— Start Source data —

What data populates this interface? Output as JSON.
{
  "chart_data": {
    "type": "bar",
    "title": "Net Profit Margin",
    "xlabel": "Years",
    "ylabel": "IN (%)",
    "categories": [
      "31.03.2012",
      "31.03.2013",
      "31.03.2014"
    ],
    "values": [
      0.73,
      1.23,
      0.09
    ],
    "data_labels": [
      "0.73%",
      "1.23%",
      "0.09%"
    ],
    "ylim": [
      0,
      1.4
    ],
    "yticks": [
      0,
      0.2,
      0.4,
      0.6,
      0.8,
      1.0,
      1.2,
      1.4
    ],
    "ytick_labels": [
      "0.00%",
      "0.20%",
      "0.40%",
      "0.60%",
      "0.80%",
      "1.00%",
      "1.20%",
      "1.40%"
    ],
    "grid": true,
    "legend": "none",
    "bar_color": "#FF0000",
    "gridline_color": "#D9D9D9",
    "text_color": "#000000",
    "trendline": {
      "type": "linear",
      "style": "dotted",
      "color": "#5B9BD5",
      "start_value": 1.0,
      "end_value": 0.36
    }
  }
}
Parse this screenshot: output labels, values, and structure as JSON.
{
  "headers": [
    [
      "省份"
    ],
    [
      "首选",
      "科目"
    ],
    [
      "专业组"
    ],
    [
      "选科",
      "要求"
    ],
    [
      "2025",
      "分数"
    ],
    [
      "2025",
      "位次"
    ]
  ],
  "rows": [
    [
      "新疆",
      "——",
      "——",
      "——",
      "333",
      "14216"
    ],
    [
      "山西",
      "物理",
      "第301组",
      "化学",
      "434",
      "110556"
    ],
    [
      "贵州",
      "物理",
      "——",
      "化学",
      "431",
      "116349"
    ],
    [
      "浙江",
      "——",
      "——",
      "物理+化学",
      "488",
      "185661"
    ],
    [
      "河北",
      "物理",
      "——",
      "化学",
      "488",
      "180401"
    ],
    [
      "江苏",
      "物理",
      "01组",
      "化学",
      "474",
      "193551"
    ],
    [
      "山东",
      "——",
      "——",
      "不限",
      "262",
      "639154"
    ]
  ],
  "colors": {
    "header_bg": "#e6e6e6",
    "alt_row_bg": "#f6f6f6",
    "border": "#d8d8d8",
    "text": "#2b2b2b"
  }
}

— End Source data —

§ Request
From the listing above, reproduce all the lines exactly.

§ Full output
What data populates this interface? Output as JSON.
{
  "chart_data": {
    "type": "bar",
    "title": "Net Profit Margin",
    "xlabel": "Years",
    "ylabel": "IN (%)",
    "categories": [
      "31.03.2012",
      "31.03.2013",
      "31.03.2014"
    ],
    "values": [
      0.73,
      1.23,
      0.09
    ],
    "data_labels": [
      "0.73%",
      "1.23%",
      "0.09%"
    ],
    "ylim": [
      0,
      1.4
    ],
    "yticks": [
      0,
      0.2,
      0.4,
      0.6,
      0.8,
      1.0,
      1.2,
      1.4
    ],
    "ytick_labels": [
      "0.00%",
      "0.20%",
      "0.40%",
      "0.60%",
      "0.80%",
      "1.00%",
      "1.20%",
      "1.40%"
    ],
    "grid": true,
    "legend": "none",
    "bar_color": "#FF0000",
    "gridline_color": "#D9D9D9",
    "text_color": "#000000",
    "trendline": {
      "type": "linear",
      "style": "dotted",
      "color": "#5B9BD5",
      "start_value": 1.0,
      "end_value": 0.36
    }
  }
}
Parse this screenshot: output labels, values, and structure as JSON.
{
  "headers": [
    [
      "省份"
    ],
    [
      "首选",
      "科目"
    ],
    [
      "专业组"
    ],
    [
      "选科",
      "要求"
    ],
    [
      "2025",
      "分数"
    ],
    [
      "2025",
      "位次"
    ]
  ],
  "rows": [
    [
      "新疆",
      "——",
      "——",
      "——",
      "333",
      "14216"
    ],
    [
      "山西",
      "物理",
      "第301组",
      "化学",
      "434",
      "110556"
    ],
    [
      "贵州",
      "物理",
      "——",
      "化学",
      "431",
      "116349"
    ],
    [
      "浙江",
      "——",
      "——",
      "物理+化学",
      "488",
      "185661"
    ],
    [
      "河北",
      "物理",
      "——",
      "化学",
      "488",
      "180401"
    ],
    [
      "江苏",
      "物理",
      "01组",
      "化学",
      "474",
      "193551"
    ],
    [
      "山东",
      "——",
      "——",
      "不限",
      "262",
      "639154"
    ]
  ],
  "colors": {
    "header_bg": "#e6e6e6",
    "alt_row_bg": "#f6f6f6",
    "border": "#d8d8d8",
    "text": "#2b2b2b"
  }
}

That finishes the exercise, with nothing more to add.